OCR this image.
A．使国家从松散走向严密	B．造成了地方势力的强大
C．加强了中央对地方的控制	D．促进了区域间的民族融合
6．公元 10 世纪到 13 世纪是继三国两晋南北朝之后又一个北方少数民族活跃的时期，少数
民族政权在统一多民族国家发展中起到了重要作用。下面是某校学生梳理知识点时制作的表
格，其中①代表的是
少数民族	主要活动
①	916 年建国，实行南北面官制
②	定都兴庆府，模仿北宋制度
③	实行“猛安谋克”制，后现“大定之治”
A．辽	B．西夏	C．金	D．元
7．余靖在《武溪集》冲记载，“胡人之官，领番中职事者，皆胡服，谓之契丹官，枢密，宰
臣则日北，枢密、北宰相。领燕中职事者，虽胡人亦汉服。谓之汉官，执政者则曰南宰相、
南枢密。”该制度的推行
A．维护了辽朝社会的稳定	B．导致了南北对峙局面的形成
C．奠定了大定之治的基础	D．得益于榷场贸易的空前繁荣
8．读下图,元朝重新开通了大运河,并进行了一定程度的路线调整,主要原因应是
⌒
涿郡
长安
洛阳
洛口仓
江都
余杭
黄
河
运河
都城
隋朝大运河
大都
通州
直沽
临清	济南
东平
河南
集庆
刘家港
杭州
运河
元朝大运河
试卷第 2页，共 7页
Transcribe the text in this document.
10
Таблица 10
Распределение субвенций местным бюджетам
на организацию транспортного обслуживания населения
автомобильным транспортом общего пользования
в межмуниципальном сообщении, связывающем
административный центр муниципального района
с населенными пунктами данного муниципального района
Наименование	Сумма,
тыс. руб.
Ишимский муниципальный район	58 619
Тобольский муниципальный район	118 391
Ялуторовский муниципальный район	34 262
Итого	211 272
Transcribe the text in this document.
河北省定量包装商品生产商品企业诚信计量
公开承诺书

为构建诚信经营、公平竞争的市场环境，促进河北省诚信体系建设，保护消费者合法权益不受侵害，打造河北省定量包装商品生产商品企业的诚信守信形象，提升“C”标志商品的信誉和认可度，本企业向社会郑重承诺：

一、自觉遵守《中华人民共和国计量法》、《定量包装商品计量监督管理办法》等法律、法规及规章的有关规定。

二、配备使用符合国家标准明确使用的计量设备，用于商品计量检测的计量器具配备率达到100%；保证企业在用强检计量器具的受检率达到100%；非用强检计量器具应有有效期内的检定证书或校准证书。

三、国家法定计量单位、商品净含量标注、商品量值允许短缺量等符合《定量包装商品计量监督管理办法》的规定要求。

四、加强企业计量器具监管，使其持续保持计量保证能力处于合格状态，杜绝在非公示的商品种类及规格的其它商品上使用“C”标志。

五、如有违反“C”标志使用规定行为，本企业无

PROBLEM DESCRIPTION: Repeat the material in full, exactly as it stands.

SOLUTION TO THIS TASK:
OCR this image.
A．使国家从松散走向严密	B．造成了地方势力的强大
C．加强了中央对地方的控制	D．促进了区域间的民族融合
6．公元 10 世纪到 13 世纪是继三国两晋南北朝之后又一个北方少数民族活跃的时期，少数
民族政权在统一多民族国家发展中起到了重要作用。下面是某校学生梳理知识点时制作的表
格，其中①代表的是
少数民族	主要活动
①	916 年建国，实行南北面官制
②	定都兴庆府，模仿北宋制度
③	实行“猛安谋克”制，后现“大定之治”
A．辽	B．西夏	C．金	D．元
7．余靖在《武溪集》冲记载，“胡人之官，领番中职事者，皆胡服，谓之契丹官，枢密，宰
臣则日北，枢密、北宰相。领燕中职事者，虽胡人亦汉服。谓之汉官，执政者则曰南宰相、
南枢密。”该制度的推行
A．维护了辽朝社会的稳定	B．导致了南北对峙局面的形成
C．奠定了大定之治的基础	D．得益于榷场贸易的空前繁荣
8．读下图,元朝重新开通了大运河,并进行了一定程度的路线调整,主要原因应是
⌒
涿郡
长安
洛阳
洛口仓
江都
余杭
黄
河
运河
都城
隋朝大运河
大都
通州
直沽
临清	济南
东平
河南
集庆
刘家港
杭州
运河
元朝大运河
试卷第 2页，共 7页
Transcribe the text in this document.
10
Таблица 10
Распределение субвенций местным бюджетам
на организацию транспортного обслуживания населения
автомобильным транспортом общего пользования
в межмуниципальном сообщении, связывающем
административный центр муниципального района
с населенными пунктами данного муниципального района
Наименование	Сумма,
тыс. руб.
Ишимский муниципальный район	58 619
Тобольский муниципальный район	118 391
Ялуторовский муниципальный район	34 262
Итого	211 272
Transcribe the text in this document.
河北省定量包装商品生产商品企业诚信计量
公开承诺书

为构建诚信经营、公平竞争的市场环境，促进河北省诚信体系建设，保护消费者合法权益不受侵害，打造河北省定量包装商品生产商品企业的诚信守信形象，提升“C”标志商品的信誉和认可度，本企业向社会郑重承诺：

一、自觉遵守《中华人民共和国计量法》、《定量包装商品计量监督管理办法》等法律、法规及规章的有关规定。

二、配备使用符合国家标准明确使用的计量设备，用于商品计量检测的计量器具配备率达到100%；保证企业在用强检计量器具的受检率达到100%；非用强检计量器具应有有效期内的检定证书或校准证书。

三、国家法定计量单位、商品净含量标注、商品量值允许短缺量等符合《定量包装商品计量监督管理办法》的规定要求。

四、加强企业计量器具监管，使其持续保持计量保证能力处于合格状态，杜绝在非公示的商品种类及规格的其它商品上使用“C”标志。

五、如有违反“C”标志使用规定行为，本企业无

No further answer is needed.